Pick out every line that holds the string "Pending" and copy it.

# Start of DATASET EXTRACT

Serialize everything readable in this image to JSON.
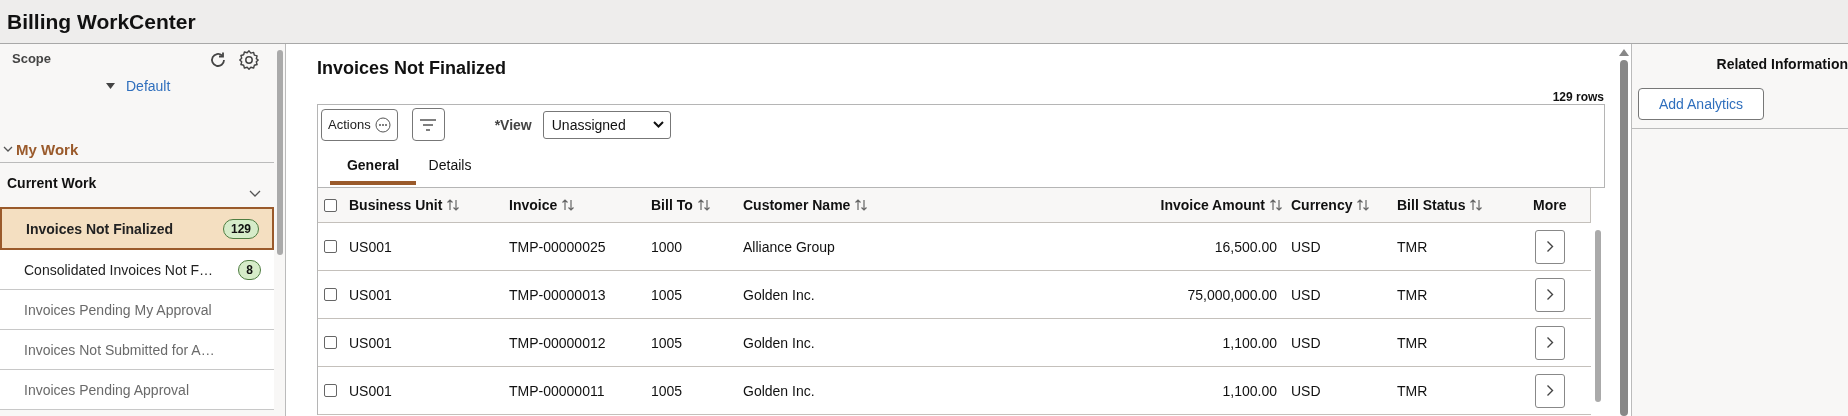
{
  "app_title": "Billing WorkCenter",
  "sidebar": {
    "scope_label": "Scope",
    "scope_value": "Default",
    "section": {
      "label": "My Work",
      "expanded": true
    },
    "group": {
      "label": "Current Work",
      "expanded": true
    },
    "items": [
      {
        "label": "Invoices Not Finalized",
        "count": "129",
        "selected": true,
        "disabled": false
      },
      {
        "label": "Consolidated Invoices Not F…",
        "count": "8",
        "selected": false,
        "disabled": false
      },
      {
        "label": "Invoices Pending My Approval",
        "selected": false,
        "disabled": true
      },
      {
        "label": "Invoices Not Submitted for A…",
        "selected": false,
        "disabled": true
      },
      {
        "label": "Invoices Pending Approval",
        "selected": false,
        "disabled": true
      }
    ]
  },
  "main": {
    "title": "Invoices Not Finalized",
    "row_count": "129 rows",
    "toolbar": {
      "actions_label": "Actions",
      "view_label": "*View",
      "view_value": "Unassigned"
    },
    "tabs": [
      {
        "label": "General",
        "selected": true
      },
      {
        "label": "Details",
        "selected": false
      }
    ],
    "table": {
      "select_all_checked": false,
      "columns": [
        {
          "label": "Business Unit",
          "sortable": true
        },
        {
          "label": "Invoice",
          "sortable": true
        },
        {
          "label": "Bill To",
          "sortable": true
        },
        {
          "label": "Customer Name",
          "sortable": true
        },
        {
          "label": "Invoice Amount",
          "sortable": true
        },
        {
          "label": "Currency",
          "sortable": true
        },
        {
          "label": "Bill Status",
          "sortable": true
        },
        {
          "label": "More",
          "sortable": false
        }
      ],
      "rows": [
        {
          "checked": false,
          "cells": [
            "US001",
            "TMP-00000025",
            "1000",
            "Alliance Group",
            "16,500.00",
            "USD",
            "TMR"
          ]
        },
        {
          "checked": false,
          "cells": [
            "US001",
            "TMP-00000013",
            "1005",
            "Golden Inc.",
            "75,000,000.00",
            "USD",
            "TMR"
          ]
        },
        {
          "checked": false,
          "cells": [
            "US001",
            "TMP-00000012",
            "1005",
            "Golden Inc.",
            "1,100.00",
            "USD",
            "TMR"
          ]
        },
        {
          "checked": false,
          "cells": [
            "US001",
            "TMP-00000011",
            "1005",
            "Golden Inc.",
            "1,100.00",
            "USD",
            "TMR"
          ]
        }
      ]
    }
  },
  "related": {
    "title": "Related Information",
    "button_label": "Add Analytics"
  }
}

# End of DATASET EXTRACT

FULL ANSWER:
        "label": "Invoices Pending My Approval",
        "label": "Invoices Pending Approval",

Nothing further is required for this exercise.